PROBLEMS TO SOLVE.
A. In the essay on success in the African tech ecosystem, what does OPay announce this week?
B. List every company that the essay on success in the African tech ecosystem says Victor and the author talked about in their discussion.

During both experiences, the same theme emerged - the importance of narrative and the intangible considerations of building products, companies, and ecosystems. In both instances, my intention was to steer the conversation towards the tactical - to unearth high utility insights - and in both cases, the conversation defaulting to the importance of narrative and the intangible.
After the conference, I had a conversation with my good friend and The Flip’s b-mic and Executive Producer Sayo - I told him that I felt the conversation was very intangible and I was expecting it to be more tactical and centered on the specifics of building products in Africa. He told me that a few people in the comments during the panel wanted us to “talk more about product”, but that Sayo thought it was perfectly on topic - he felt it was a conversation about product.
All of that is to say that narrative matters. Context matters. These elements are inextricably linked and cannot be unwound from the practical, tactical, instructive content we try to create for The Flip, and that some people wanted to hear more of during the conference panel discussion.
So, let’s talk more about narrative.
What is success?
This week, OPay announced that they are shutting down all of their business units in Nigeria, save for their mobile money business. This, of course, after Andela’s layoffs and Jumia’s pullout from several African markets. The punditry has been quick to discuss OPay’s failures, as has been discussed with Andela and Jumia.
In our discussion, Victor and I talked about Andela, Jumia, and OPay (and this was before OPay’s recent announcement). And in particular, we talked bout the perception that they are failures. We wholeheartedly disagree.
Yes, these companies themselves aren’t or haven’t been as successful as expected, but what cannot be overlooked is the impact on the ecosystem and consumer markets that they have created.
Victor told me a story about an experience he had at the conference InfoSec World in the US. After a 30 minute conversation with someone, in which there was mutual interest in working together, Victor gave that person his business card. That person, upon seeing Lagos, Nigeria printed on the card, promptly walked away. It wasn’t the only time the stigma of Nigerians in tech has caused him to miss out on opportunities.
As Victor argues, perhaps the most valuable thing about Andela is that they have reduced the stigma of Nigerian developers - some of whom, through Andela, have been hired as full-time, remote employees for leading Silicon Valley tech firms.
Though I’m sure many people could have told OPay in advance that their strategy was doomed to fail, in any case, falsified hypotheses are successes because they tell us what not to do.
While OPay surely could have wasted their money in more productive ways for the benefit of the ecosystem, are we nonetheless grateful for what positive impact they have had while wasting their money? (Also, isn’t this more of an indictment on OPay’s strategy than on the Nigerian market in particular?)
This raises another question - what does and should success look like in nascent ecosystems, and where there is still so much to build?
In our global products discussion, the panelists and I talked about the perception of the quality of products built in Africa. Would more tangible, quantifiable successes like exits help?, it was asked. Of course it would, but until then?
All weekend, the panelists talked about how there are many extremely difficult problems being solved by entrepreneurs who are up to the task. Other entrepreneurs lauded about how Paystack, for example, has made it so much easier for them to launch and scale their business.
And in immensely difficult and complex environments, doesn’t the mere fact that companies are building workable solutions to problems mean, in and of itself, that these are high-quality products?Aren't these the kind of success stories1 worth sharing? In fact, aren't these successes the requisite success for this stage of the African tech ecosystem?
I think so.

INPUT DATA.
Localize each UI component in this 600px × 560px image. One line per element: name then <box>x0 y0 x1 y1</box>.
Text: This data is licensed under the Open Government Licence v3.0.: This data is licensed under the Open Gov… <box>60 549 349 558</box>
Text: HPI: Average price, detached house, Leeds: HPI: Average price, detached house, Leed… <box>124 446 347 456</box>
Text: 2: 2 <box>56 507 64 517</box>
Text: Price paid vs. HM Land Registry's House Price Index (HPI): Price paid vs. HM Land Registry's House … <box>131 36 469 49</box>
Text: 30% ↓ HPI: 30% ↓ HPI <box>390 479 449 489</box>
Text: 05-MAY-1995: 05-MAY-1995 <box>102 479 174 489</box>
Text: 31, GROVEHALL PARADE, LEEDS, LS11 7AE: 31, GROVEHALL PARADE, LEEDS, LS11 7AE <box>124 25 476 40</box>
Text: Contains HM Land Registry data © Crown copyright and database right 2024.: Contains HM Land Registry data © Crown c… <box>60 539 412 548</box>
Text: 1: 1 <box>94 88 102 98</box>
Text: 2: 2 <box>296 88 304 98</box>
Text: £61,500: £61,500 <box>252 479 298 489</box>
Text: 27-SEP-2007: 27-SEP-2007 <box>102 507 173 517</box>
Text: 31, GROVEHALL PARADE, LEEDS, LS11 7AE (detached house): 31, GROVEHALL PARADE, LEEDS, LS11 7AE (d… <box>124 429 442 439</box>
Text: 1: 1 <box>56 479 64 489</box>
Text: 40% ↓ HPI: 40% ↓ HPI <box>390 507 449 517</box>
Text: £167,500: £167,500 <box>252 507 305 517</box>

RESPONSES TO THE TASKS.
A. OPay announced that it is shutting down all of its business units in Nigeria except its mobile money business.

B. Andela, Jumia, OPay